*Exercise instructions:*
Write out every entry precisely as given, leaving the pictures out.

====

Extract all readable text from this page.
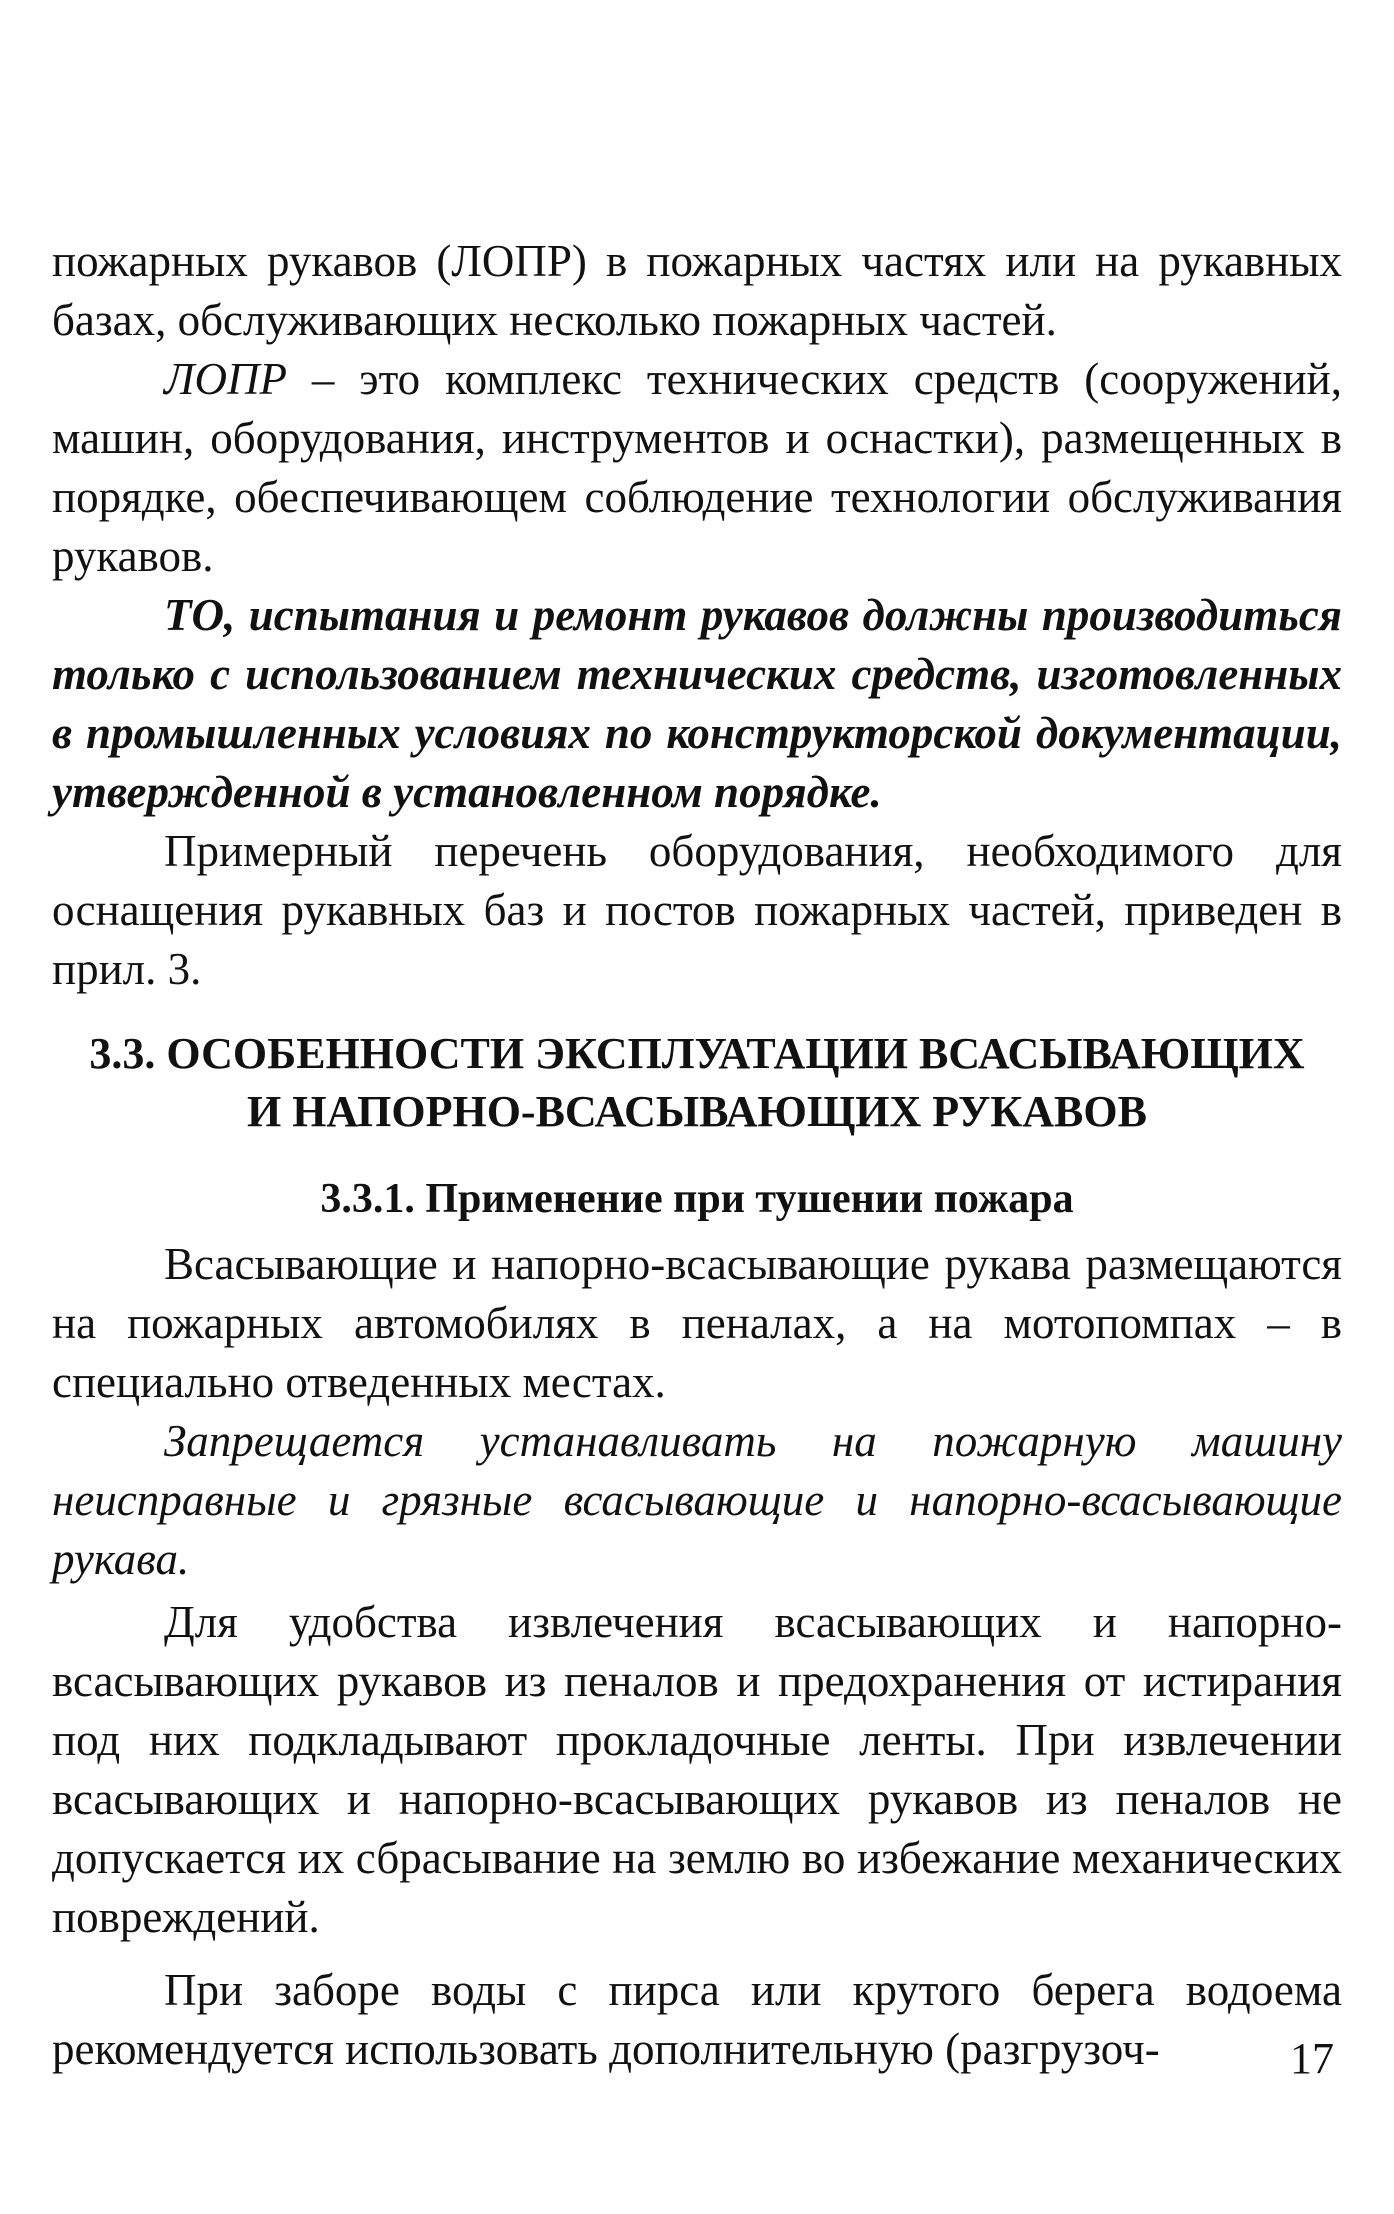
пожарных рукавов (ЛОПР) в пожарных частях или на рукавных базах, обслуживающих несколько пожарных частей.

ЛОПР – это комплекс технических средств (сооружений, машин, оборудования, инструментов и оснастки), размещенных в порядке, обеспечивающем соблюдение технологии обслуживания рукавов.

ТО, испытания и ремонт рукавов должны производиться только с использованием технических средств, изготовленных в промышленных условиях по конструкторской документации, утвержденной в установленном порядке.

Примерный перечень оборудования, необходимого для оснащения рукавных баз и постов пожарных частей, приведен в прил. 3.

3.3. ОСОБЕННОСТИ ЭКСПЛУАТАЦИИ ВСАСЫВАЮЩИХ
И НАПОРНО-ВСАСЫВАЮЩИХ РУКАВОВ
3.3.1. Применение при тушении пожара

Всасывающие и напорно-всасывающие рукава размещаются на пожарных автомобилях в пеналах, а на мотопомпах – в специально отведенных местах.

Запрещается устанавливать на пожарную машину неисправные и грязные всасывающие и напорно-всасывающие рукава.

Для удобства извлечения всасывающих и напорно-всасывающих рукавов из пеналов и предохранения от истирания под них подкладывают прокладочные ленты. При извлечении всасывающих и напорно-всасывающих рукавов из пеналов не допускается их сбрасывание на землю во избежание механических повреждений.

При заборе воды с пирса или крутого берега водоема рекомендуется использовать дополнительную (разгрузоч-	17
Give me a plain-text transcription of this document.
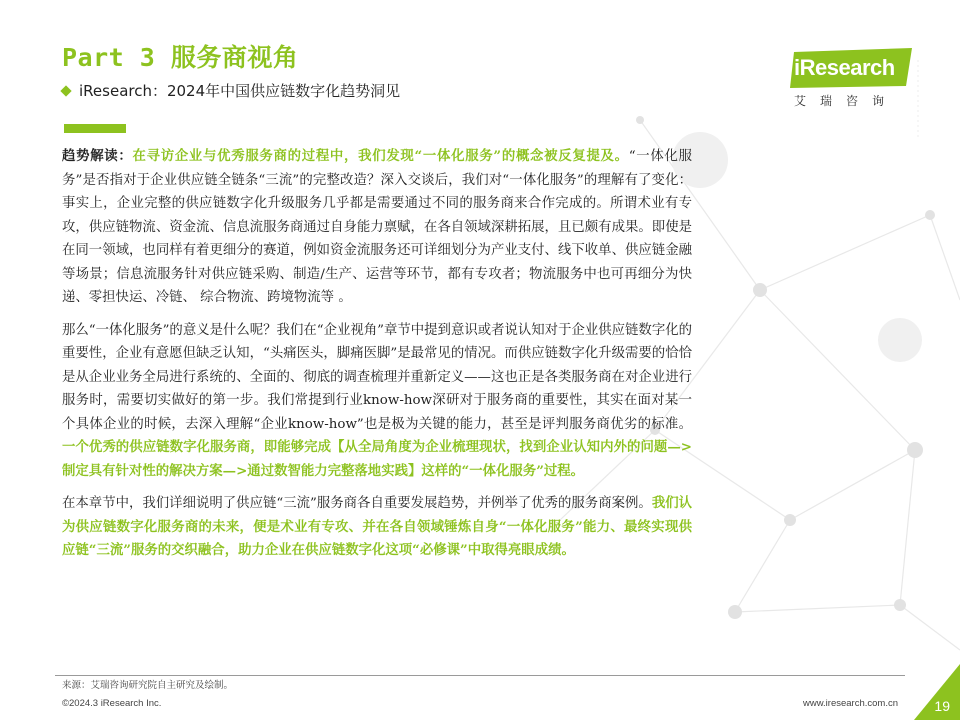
Part 3 服务商视角
iResearch：2024年中国供应链数字化趋势洞见
iResearch
艾瑞咨询

趋势解读：在寻访企业与优秀服务商的过程中，我们发现“一体化服务”的概念被反复提及。“一体化服务”是否指对于企业供应链全链条“三流”的完整改造？深入交谈后，我们对“一体化服务”的理解有了变化：事实上，企业完整的供应链数字化升级服务几乎都是需要通过不同的服务商来合作完成的。所谓术业有专攻，供应链物流、资金流、信息流服务商通过自身能力禀赋，在各自领域深耕拓展，且已颇有成果。即使是在同一领域，也同样有着更细分的赛道，例如资金流服务还可详细划分为产业支付、线下收单、供应链金融等场景；信息流服务针对供应链采购、制造/生产、运营等环节，都有专攻者；物流服务中也可再细分为快递、零担快运、冷链、 综合物流、跨境物流等 。

那么“一体化服务”的意义是什么呢？我们在“企业视角”章节中提到意识或者说认知对于企业供应链数字化的重要性，企业有意愿但缺乏认知，“头痛医头，脚痛医脚”是最常见的情况。而供应链数字化升级需要的恰恰是从企业业务全局进行系统的、全面的、彻底的调查梳理并重新定义——这也正是各类服务商在对企业进行服务时，需要切实做好的第一步。我们常提到行业know-how深研对于服务商的重要性，其实在面对某一个具体企业的时候，去深入理解“企业know-how”也是极为关键的能力，甚至是评判服务商优劣的标准。一个优秀的供应链数字化服务商，即能够完成【从全局角度为企业梳理现状，找到企业认知内外的问题—>制定具有针对性的解决方案—>通过数智能力完整落地实践】这样的“一体化服务”过程。

在本章节中，我们详细说明了供应链“三流”服务商各自重要发展趋势，并例举了优秀的服务商案例。我们认为供应链数字化服务商的未来，便是术业有专攻、并在各自领域锤炼自身“一体化服务”能力、最终实现供应链“三流”服务的交织融合，助力企业在供应链数字化这项“必修课”中取得亮眼成绩。

来源：艾瑞咨询研究院自主研究及绘制。
©2024.3 iResearch Inc.	www.iresearch.com.cn	19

====

*Exercise solution:*
Extract all readable text from this page.
пожарных рукавов (ЛОПР) в пожарных частях или на рукавных базах, обслуживающих несколько пожарных частей.

ЛОПР – это комплекс технических средств (сооружений, машин, оборудования, инструментов и оснастки), размещенных в порядке, обеспечивающем соблюдение технологии обслуживания рукавов.

ТО, испытания и ремонт рукавов должны производиться только с использованием технических средств, изготовленных в промышленных условиях по конструкторской документации, утвержденной в установленном порядке.

Примерный перечень оборудования, необходимого для оснащения рукавных баз и постов пожарных частей, приведен в прил. 3.

3.3. ОСОБЕННОСТИ ЭКСПЛУАТАЦИИ ВСАСЫВАЮЩИХ
И НАПОРНО-ВСАСЫВАЮЩИХ РУКАВОВ
3.3.1. Применение при тушении пожара

Всасывающие и напорно-всасывающие рукава размещаются на пожарных автомобилях в пеналах, а на мотопомпах – в специально отведенных местах.

Запрещается устанавливать на пожарную машину неисправные и грязные всасывающие и напорно-всасывающие рукава.

Для удобства извлечения всасывающих и напорно-всасывающих рукавов из пеналов и предохранения от истирания под них подкладывают прокладочные ленты. При извлечении всасывающих и напорно-всасывающих рукавов из пеналов не допускается их сбрасывание на землю во избежание механических повреждений.

При заборе воды с пирса или крутого берега водоема рекомендуется использовать дополнительную (разгрузоч-	17
Give me a plain-text transcription of this document.
Part 3 服务商视角
iResearch：2024年中国供应链数字化趋势洞见
iResearch
艾瑞咨询

趋势解读：在寻访企业与优秀服务商的过程中，我们发现“一体化服务”的概念被反复提及。“一体化服务”是否指对于企业供应链全链条“三流”的完整改造？深入交谈后，我们对“一体化服务”的理解有了变化：事实上，企业完整的供应链数字化升级服务几乎都是需要通过不同的服务商来合作完成的。所谓术业有专攻，供应链物流、资金流、信息流服务商通过自身能力禀赋，在各自领域深耕拓展，且已颇有成果。即使是在同一领域，也同样有着更细分的赛道，例如资金流服务还可详细划分为产业支付、线下收单、供应链金融等场景；信息流服务针对供应链采购、制造/生产、运营等环节，都有专攻者；物流服务中也可再细分为快递、零担快运、冷链、 综合物流、跨境物流等 。

那么“一体化服务”的意义是什么呢？我们在“企业视角”章节中提到意识或者说认知对于企业供应链数字化的重要性，企业有意愿但缺乏认知，“头痛医头，脚痛医脚”是最常见的情况。而供应链数字化升级需要的恰恰是从企业业务全局进行系统的、全面的、彻底的调查梳理并重新定义——这也正是各类服务商在对企业进行服务时，需要切实做好的第一步。我们常提到行业know-how深研对于服务商的重要性，其实在面对某一个具体企业的时候，去深入理解“企业know-how”也是极为关键的能力，甚至是评判服务商优劣的标准。一个优秀的供应链数字化服务商，即能够完成【从全局角度为企业梳理现状，找到企业认知内外的问题—>制定具有针对性的解决方案—>通过数智能力完整落地实践】这样的“一体化服务”过程。

在本章节中，我们详细说明了供应链“三流”服务商各自重要发展趋势，并例举了优秀的服务商案例。我们认为供应链数字化服务商的未来，便是术业有专攻、并在各自领域锤炼自身“一体化服务”能力、最终实现供应链“三流”服务的交织融合，助力企业在供应链数字化这项“必修课”中取得亮眼成绩。

来源：艾瑞咨询研究院自主研究及绘制。
©2024.3 iResearch Inc.	www.iresearch.com.cn	19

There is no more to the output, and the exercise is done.